Your task = Please retype the data in full and exactly; the pictures are not part of the copy.

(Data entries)
· · ·

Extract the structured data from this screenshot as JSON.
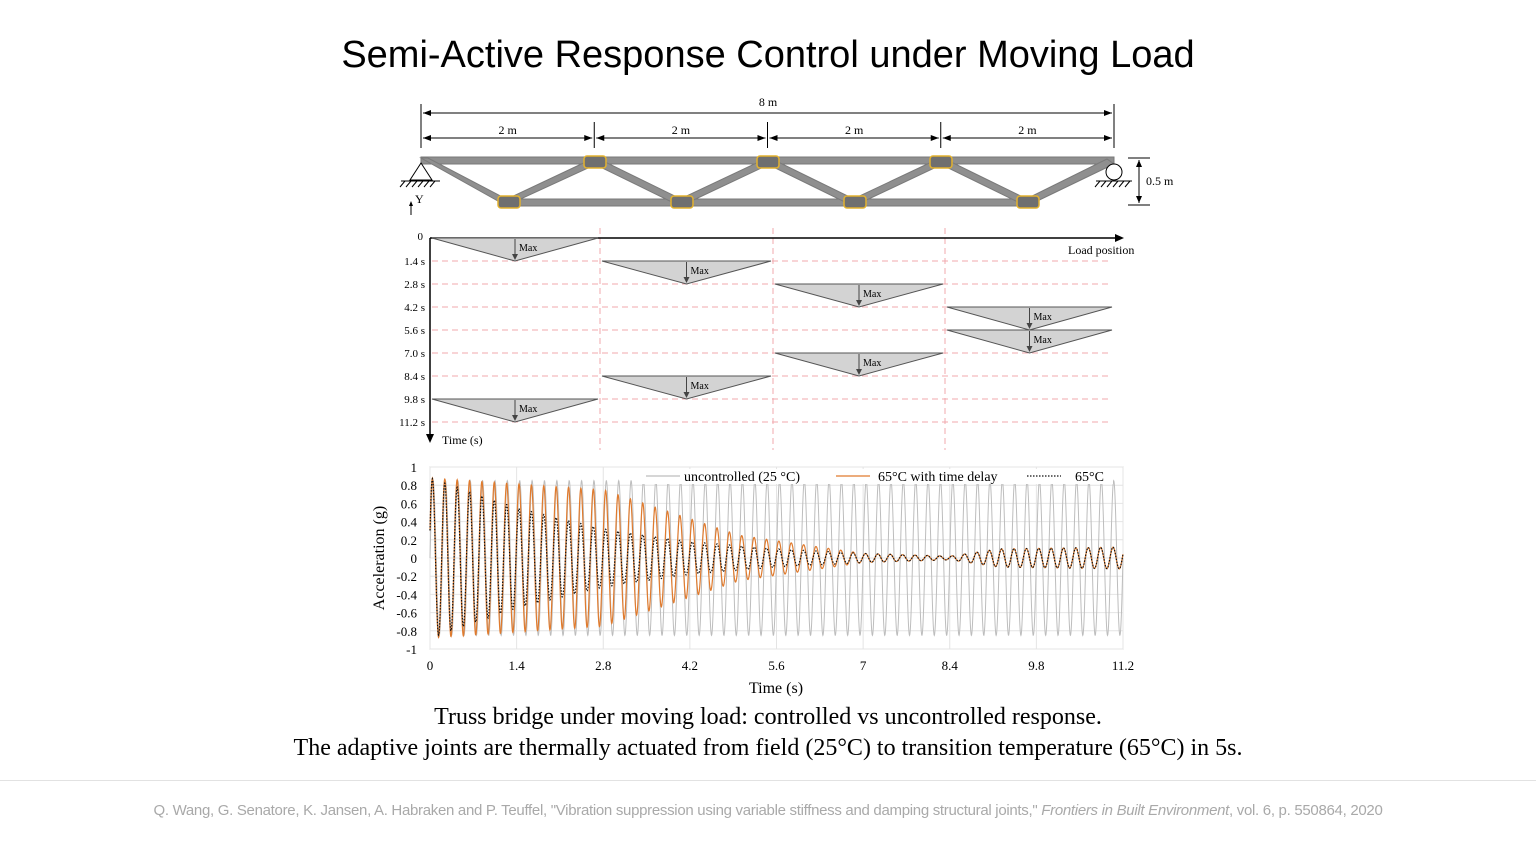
{
  "slide": {
    "title": "Semi-Active Response Control under Moving Load",
    "caption_line1": "Truss bridge under moving load: controlled vs uncontrolled response.",
    "caption_line2": "The adaptive joints are thermally actuated from field (25°C) to transition temperature (65°C) in 5s.",
    "reference": {
      "authors_title": "Q. Wang, G. Senatore, K. Jansen, A. Habraken and P. Teuffel, \"Vibration suppression using variable stiffness and damping structural joints,\"",
      "journal": "Frontiers in Built Environment",
      "details": ", vol. 6, p. 550864, 2020"
    }
  },
  "truss": {
    "total_span": "8 m",
    "bay_labels": [
      "2 m",
      "2 m",
      "2 m",
      "2 m"
    ],
    "height_label": "0.5 m",
    "axis_label": "Y",
    "colors": {
      "member": "#8f8f8f",
      "joint": "#f3c241",
      "joint_fill": "#777777"
    }
  },
  "load_diagram": {
    "origin_label": "0",
    "x_axis_label": "Load position",
    "y_axis_label": "Time (s)",
    "time_labels": [
      "1.4 s",
      "2.8 s",
      "4.2 s",
      "5.6 s",
      "7.0 s",
      "8.4 s",
      "9.8 s",
      "11.2 s"
    ],
    "marker_label": "Max",
    "load_sequence_bays": [
      1,
      2,
      3,
      4,
      4,
      3,
      2,
      1
    ],
    "colors": {
      "triangle": "#d3d3d3",
      "grid": "#f0a8ae"
    }
  },
  "chart_data": {
    "type": "line",
    "xlabel": "Time (s)",
    "ylabel": "Acceleration (g)",
    "xlim": [
      0,
      11.2
    ],
    "ylim": [
      -1,
      1
    ],
    "x_ticks": [
      "0",
      "1.4",
      "2.8",
      "4.2",
      "5.6",
      "7",
      "8.4",
      "9.8",
      "11.2"
    ],
    "y_ticks": [
      "1",
      "0.8",
      "0.6",
      "0.4",
      "0.2",
      "0",
      "-0.2",
      "-0.4",
      "-0.6",
      "-0.8",
      "-1"
    ],
    "grid": true,
    "legend_position": "top",
    "series": [
      {
        "name": "uncontrolled (25 °C)",
        "color": "#bdbdbd",
        "style": "solid",
        "approx_peak_amplitude": [
          [
            0,
            0.85
          ],
          [
            11.2,
            0.85
          ]
        ]
      },
      {
        "name": "65°C with time delay",
        "color": "#e07b2e",
        "style": "solid",
        "approx_peak_amplitude": [
          [
            0,
            0.88
          ],
          [
            2.8,
            0.75
          ],
          [
            5.0,
            0.25
          ],
          [
            7.0,
            0.05
          ],
          [
            8.4,
            0.02
          ],
          [
            9.2,
            0.1
          ],
          [
            11.2,
            0.12
          ]
        ]
      },
      {
        "name": "65°C",
        "color": "#111111",
        "style": "dotted",
        "approx_peak_amplitude": [
          [
            0,
            0.88
          ],
          [
            1.4,
            0.55
          ],
          [
            2.8,
            0.32
          ],
          [
            4.2,
            0.18
          ],
          [
            5.6,
            0.1
          ],
          [
            7.0,
            0.05
          ],
          [
            8.4,
            0.02
          ],
          [
            9.2,
            0.1
          ],
          [
            11.2,
            0.12
          ]
        ]
      }
    ],
    "approx_period_s": 0.2
  }
}
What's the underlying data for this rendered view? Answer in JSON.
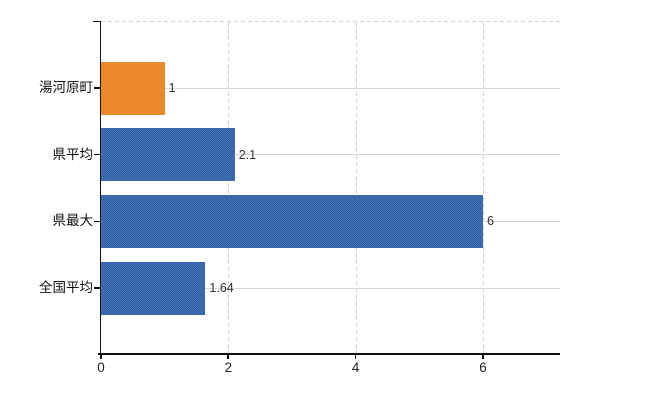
{
  "chart_data": {
    "type": "bar",
    "orientation": "horizontal",
    "title": "",
    "categories": [
      "湯河原町",
      "県平均",
      "県最大",
      "全国平均"
    ],
    "values": [
      1,
      2.1,
      6,
      1.64
    ],
    "bars": [
      {
        "category": "湯河原町",
        "value": 1,
        "value_label": "1",
        "color": "#f6922e",
        "color_dark": "#df7f28"
      },
      {
        "category": "県平均",
        "value": 2.1,
        "value_label": "2.1",
        "color": "#4472bd",
        "color_dark": "#31609f"
      },
      {
        "category": "県最大",
        "value": 6,
        "value_label": "6",
        "color": "#4472bd",
        "color_dark": "#31609f"
      },
      {
        "category": "全国平均",
        "value": 1.64,
        "value_label": "1.64",
        "color": "#4472bd",
        "color_dark": "#31609f"
      }
    ],
    "x_axis": {
      "tick_values": [
        0,
        2,
        4,
        6
      ],
      "tick_labels": [
        "0",
        "2",
        "4",
        "6"
      ],
      "range": [
        0,
        7.2
      ]
    },
    "legend": {
      "visible": false
    },
    "grid": {
      "horizontal_solid": true,
      "vertical_dashed": true,
      "top_border_dashed": true
    },
    "colors": {
      "axis": "#111111",
      "grid_solid": "#d5dad3",
      "grid_dashed": "#d2d2d2",
      "tick_text": "#222222",
      "value_text": "#333333",
      "background": "#ffffff"
    }
  }
}
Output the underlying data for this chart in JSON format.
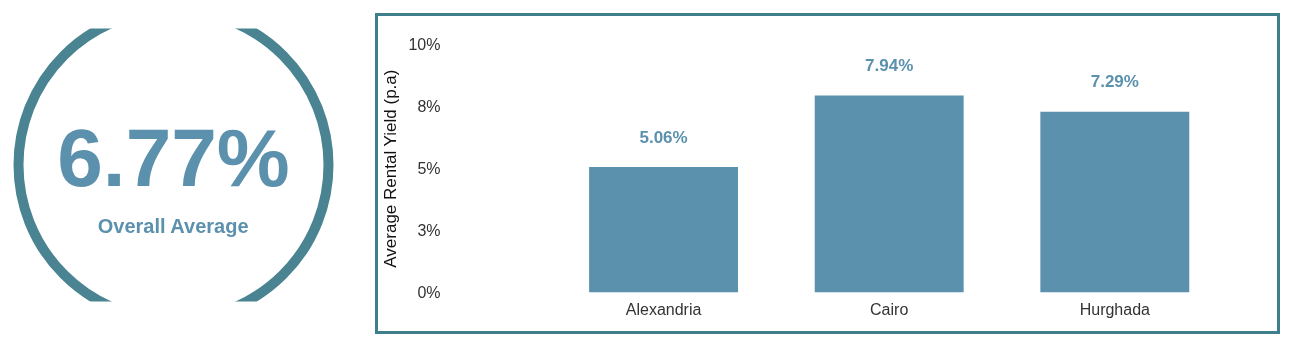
{
  "chart_data": [
    {
      "type": "other",
      "title": "6.77%",
      "subtitle": "Overall Average"
    },
    {
      "type": "bar",
      "ylabel": "Average Rental Yield (p.a)",
      "categories": [
        "Alexandria",
        "Cairo",
        "Hurghada"
      ],
      "values": [
        5.06,
        7.94,
        7.29
      ],
      "color": "#5b91ad",
      "value_labels": [
        "5.06%",
        "7.94%",
        "7.29%"
      ],
      "ylim": [
        0,
        10
      ],
      "yticks": [
        {
          "value": 0,
          "label": "0%"
        },
        {
          "value": 2.5,
          "label": "3%"
        },
        {
          "value": 5,
          "label": "5%"
        },
        {
          "value": 7.5,
          "label": "8%"
        },
        {
          "value": 10,
          "label": "10%"
        }
      ],
      "grid": false
    }
  ]
}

· · ·

Final result =
Extract the structured data from this screenshot as JSON.
{
  "slide": {
    "title": "Semi-Active Response Control under Moving Load",
    "caption_line1": "Truss bridge under moving load: controlled vs uncontrolled response.",
    "caption_line2": "The adaptive joints are thermally actuated from field (25°C) to transition temperature (65°C) in 5s.",
    "reference": {
      "authors_title": "Q. Wang, G. Senatore, K. Jansen, A. Habraken and P. Teuffel, \"Vibration suppression using variable stiffness and damping structural joints,\"",
      "journal": "Frontiers in Built Environment",
      "details": ", vol. 6, p. 550864, 2020"
    }
  },
  "truss": {
    "total_span": "8 m",
    "bay_labels": [
      "2 m",
      "2 m",
      "2 m",
      "2 m"
    ],
    "height_label": "0.5 m",
    "axis_label": "Y",
    "colors": {
      "member": "#8f8f8f",
      "joint": "#f3c241",
      "joint_fill": "#777777"
    }
  },
  "load_diagram": {
    "origin_label": "0",
    "x_axis_label": "Load position",
    "y_axis_label": "Time (s)",
    "time_labels": [
      "1.4 s",
      "2.8 s",
      "4.2 s",
      "5.6 s",
      "7.0 s",
      "8.4 s",
      "9.8 s",
      "11.2 s"
    ],
    "marker_label": "Max",
    "load_sequence_bays": [
      1,
      2,
      3,
      4,
      4,
      3,
      2,
      1
    ],
    "colors": {
      "triangle": "#d3d3d3",
      "grid": "#f0a8ae"
    }
  },
  "chart_data": {
    "type": "line",
    "xlabel": "Time (s)",
    "ylabel": "Acceleration (g)",
    "xlim": [
      0,
      11.2
    ],
    "ylim": [
      -1,
      1
    ],
    "x_ticks": [
      "0",
      "1.4",
      "2.8",
      "4.2",
      "5.6",
      "7",
      "8.4",
      "9.8",
      "11.2"
    ],
    "y_ticks": [
      "1",
      "0.8",
      "0.6",
      "0.4",
      "0.2",
      "0",
      "-0.2",
      "-0.4",
      "-0.6",
      "-0.8",
      "-1"
    ],
    "grid": true,
    "legend_position": "top",
    "series": [
      {
        "name": "uncontrolled (25 °C)",
        "color": "#bdbdbd",
        "style": "solid",
        "approx_peak_amplitude": [
          [
            0,
            0.85
          ],
          [
            11.2,
            0.85
          ]
        ]
      },
      {
        "name": "65°C with time delay",
        "color": "#e07b2e",
        "style": "solid",
        "approx_peak_amplitude": [
          [
            0,
            0.88
          ],
          [
            2.8,
            0.75
          ],
          [
            5.0,
            0.25
          ],
          [
            7.0,
            0.05
          ],
          [
            8.4,
            0.02
          ],
          [
            9.2,
            0.1
          ],
          [
            11.2,
            0.12
          ]
        ]
      },
      {
        "name": "65°C",
        "color": "#111111",
        "style": "dotted",
        "approx_peak_amplitude": [
          [
            0,
            0.88
          ],
          [
            1.4,
            0.55
          ],
          [
            2.8,
            0.32
          ],
          [
            4.2,
            0.18
          ],
          [
            5.6,
            0.1
          ],
          [
            7.0,
            0.05
          ],
          [
            8.4,
            0.02
          ],
          [
            9.2,
            0.1
          ],
          [
            11.2,
            0.12
          ]
        ]
      }
    ],
    "approx_period_s": 0.2
  }
}
What's the underlying data for this rendered view? Answer in JSON.
{
  "chart_data": {
    "type": "bar",
    "orientation": "horizontal",
    "title": "",
    "categories": [
      "湯河原町",
      "県平均",
      "県最大",
      "全国平均"
    ],
    "values": [
      1,
      2.1,
      6,
      1.64
    ],
    "bars": [
      {
        "category": "湯河原町",
        "value": 1,
        "value_label": "1",
        "color": "#f6922e",
        "color_dark": "#df7f28"
      },
      {
        "category": "県平均",
        "value": 2.1,
        "value_label": "2.1",
        "color": "#4472bd",
        "color_dark": "#31609f"
      },
      {
        "category": "県最大",
        "value": 6,
        "value_label": "6",
        "color": "#4472bd",
        "color_dark": "#31609f"
      },
      {
        "category": "全国平均",
        "value": 1.64,
        "value_label": "1.64",
        "color": "#4472bd",
        "color_dark": "#31609f"
      }
    ],
    "x_axis": {
      "tick_values": [
        0,
        2,
        4,
        6
      ],
      "tick_labels": [
        "0",
        "2",
        "4",
        "6"
      ],
      "range": [
        0,
        7.2
      ]
    },
    "legend": {
      "visible": false
    },
    "grid": {
      "horizontal_solid": true,
      "vertical_dashed": true,
      "top_border_dashed": true
    },
    "colors": {
      "axis": "#111111",
      "grid_solid": "#d5dad3",
      "grid_dashed": "#d2d2d2",
      "tick_text": "#222222",
      "value_text": "#333333",
      "background": "#ffffff"
    }
  }
}
Output the underlying data for this chart in JSON format.
{
  "chart_data": [
    {
      "type": "other",
      "title": "6.77%",
      "subtitle": "Overall Average"
    },
    {
      "type": "bar",
      "ylabel": "Average Rental Yield (p.a)",
      "categories": [
        "Alexandria",
        "Cairo",
        "Hurghada"
      ],
      "values": [
        5.06,
        7.94,
        7.29
      ],
      "color": "#5b91ad",
      "value_labels": [
        "5.06%",
        "7.94%",
        "7.29%"
      ],
      "ylim": [
        0,
        10
      ],
      "yticks": [
        {
          "value": 0,
          "label": "0%"
        },
        {
          "value": 2.5,
          "label": "3%"
        },
        {
          "value": 5,
          "label": "5%"
        },
        {
          "value": 7.5,
          "label": "8%"
        },
        {
          "value": 10,
          "label": "10%"
        }
      ],
      "grid": false
    }
  ]
}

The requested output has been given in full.